> **What to work on**: In the records that follow, show each line where the word "dscaled" is present.

Saved data entries
┌──

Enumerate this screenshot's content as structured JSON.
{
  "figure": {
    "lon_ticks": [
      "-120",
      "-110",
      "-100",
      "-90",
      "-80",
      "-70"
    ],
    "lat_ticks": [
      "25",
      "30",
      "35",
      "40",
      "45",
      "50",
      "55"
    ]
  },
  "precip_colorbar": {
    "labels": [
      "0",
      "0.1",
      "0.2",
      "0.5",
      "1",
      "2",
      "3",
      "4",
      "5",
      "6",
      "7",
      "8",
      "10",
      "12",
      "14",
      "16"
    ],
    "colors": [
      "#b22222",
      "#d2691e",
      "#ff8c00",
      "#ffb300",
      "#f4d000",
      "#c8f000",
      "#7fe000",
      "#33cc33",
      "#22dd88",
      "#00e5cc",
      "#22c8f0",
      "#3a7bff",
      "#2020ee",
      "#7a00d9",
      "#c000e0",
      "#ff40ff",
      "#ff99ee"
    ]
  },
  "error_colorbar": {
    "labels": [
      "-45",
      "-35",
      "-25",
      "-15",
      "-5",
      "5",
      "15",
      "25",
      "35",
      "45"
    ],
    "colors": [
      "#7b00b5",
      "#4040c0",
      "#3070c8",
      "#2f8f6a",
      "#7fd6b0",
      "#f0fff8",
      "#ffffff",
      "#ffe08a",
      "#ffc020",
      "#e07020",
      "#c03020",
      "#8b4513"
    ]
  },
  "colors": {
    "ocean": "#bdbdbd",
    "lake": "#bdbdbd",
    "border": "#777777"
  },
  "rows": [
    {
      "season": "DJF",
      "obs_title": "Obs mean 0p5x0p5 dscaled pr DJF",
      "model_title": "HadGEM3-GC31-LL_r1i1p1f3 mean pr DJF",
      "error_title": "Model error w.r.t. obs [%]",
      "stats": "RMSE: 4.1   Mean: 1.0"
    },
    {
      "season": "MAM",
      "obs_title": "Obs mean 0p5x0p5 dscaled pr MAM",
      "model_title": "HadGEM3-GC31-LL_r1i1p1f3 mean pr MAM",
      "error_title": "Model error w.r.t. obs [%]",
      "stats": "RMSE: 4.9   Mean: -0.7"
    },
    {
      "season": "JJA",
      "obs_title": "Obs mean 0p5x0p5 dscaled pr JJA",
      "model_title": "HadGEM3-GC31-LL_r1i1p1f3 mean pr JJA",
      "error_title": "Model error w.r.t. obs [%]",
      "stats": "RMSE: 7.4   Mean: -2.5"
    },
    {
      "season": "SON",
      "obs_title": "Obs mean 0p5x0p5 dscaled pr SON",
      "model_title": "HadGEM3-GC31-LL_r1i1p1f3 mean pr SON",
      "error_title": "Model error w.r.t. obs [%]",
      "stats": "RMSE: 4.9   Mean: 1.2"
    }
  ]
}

└──
┌──

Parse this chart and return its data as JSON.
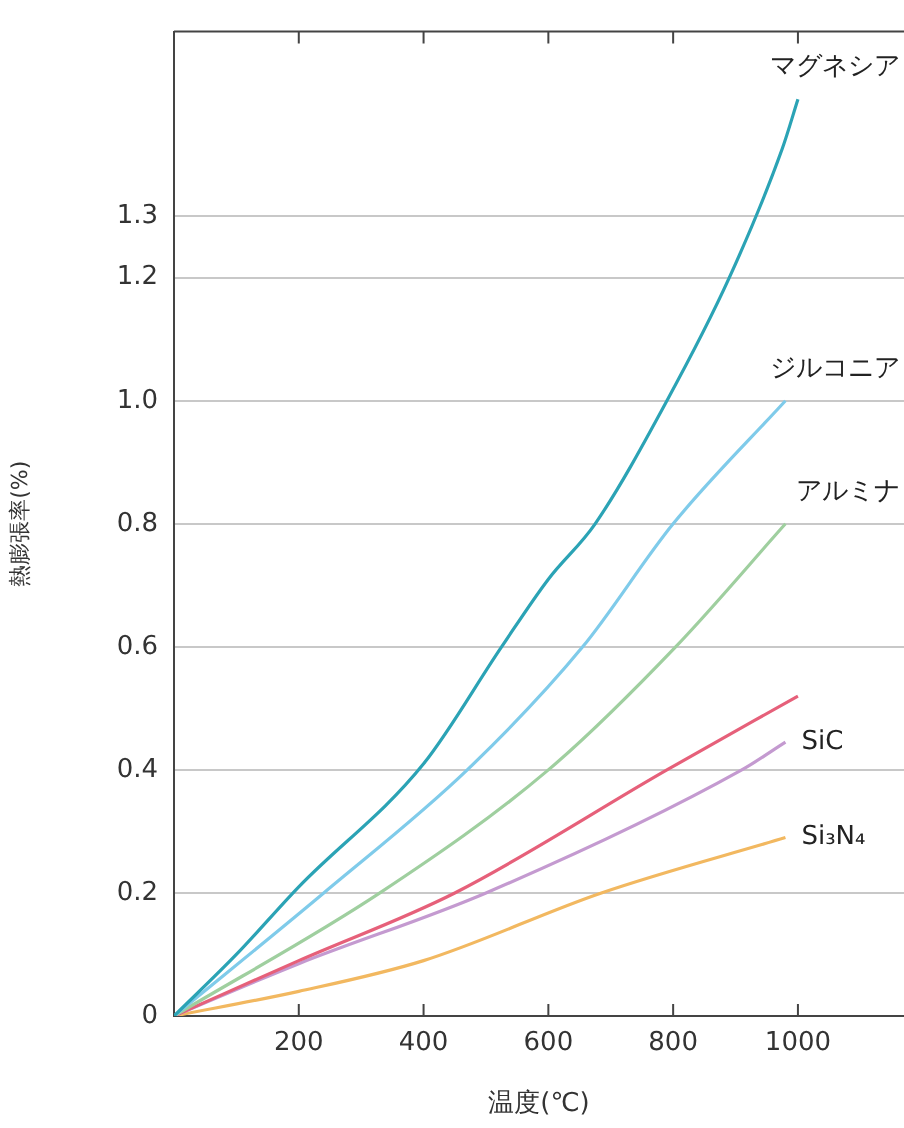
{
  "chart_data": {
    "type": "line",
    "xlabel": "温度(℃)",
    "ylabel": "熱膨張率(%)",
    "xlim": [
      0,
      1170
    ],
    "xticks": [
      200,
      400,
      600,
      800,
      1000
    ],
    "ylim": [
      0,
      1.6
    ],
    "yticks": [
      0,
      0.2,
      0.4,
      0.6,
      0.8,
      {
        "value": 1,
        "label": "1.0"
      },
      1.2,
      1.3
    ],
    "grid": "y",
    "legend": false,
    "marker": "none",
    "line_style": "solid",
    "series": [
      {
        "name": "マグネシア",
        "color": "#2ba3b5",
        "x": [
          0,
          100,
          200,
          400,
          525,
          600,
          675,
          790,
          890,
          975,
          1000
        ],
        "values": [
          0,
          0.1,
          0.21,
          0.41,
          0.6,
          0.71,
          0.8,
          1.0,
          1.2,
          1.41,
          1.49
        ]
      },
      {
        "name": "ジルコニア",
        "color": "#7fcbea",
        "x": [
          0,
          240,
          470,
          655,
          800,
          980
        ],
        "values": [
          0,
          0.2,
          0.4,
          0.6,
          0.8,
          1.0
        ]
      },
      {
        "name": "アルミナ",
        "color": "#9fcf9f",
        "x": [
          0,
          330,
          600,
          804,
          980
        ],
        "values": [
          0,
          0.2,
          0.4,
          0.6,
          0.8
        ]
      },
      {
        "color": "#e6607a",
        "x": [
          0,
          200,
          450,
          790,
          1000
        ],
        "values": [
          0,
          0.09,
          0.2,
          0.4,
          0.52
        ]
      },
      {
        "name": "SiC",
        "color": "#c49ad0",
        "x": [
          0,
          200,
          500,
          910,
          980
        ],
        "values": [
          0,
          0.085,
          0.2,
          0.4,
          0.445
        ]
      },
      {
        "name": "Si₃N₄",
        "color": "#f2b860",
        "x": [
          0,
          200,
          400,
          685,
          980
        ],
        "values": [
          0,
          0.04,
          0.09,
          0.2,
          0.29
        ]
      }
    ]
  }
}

└──

> **Solution for this exercise**:
      "obs_title": "Obs mean 0p5x0p5 dscaled pr DJF",
      "obs_title": "Obs mean 0p5x0p5 dscaled pr MAM",
      "obs_title": "Obs mean 0p5x0p5 dscaled pr JJA",
      "obs_title": "Obs mean 0p5x0p5 dscaled pr SON",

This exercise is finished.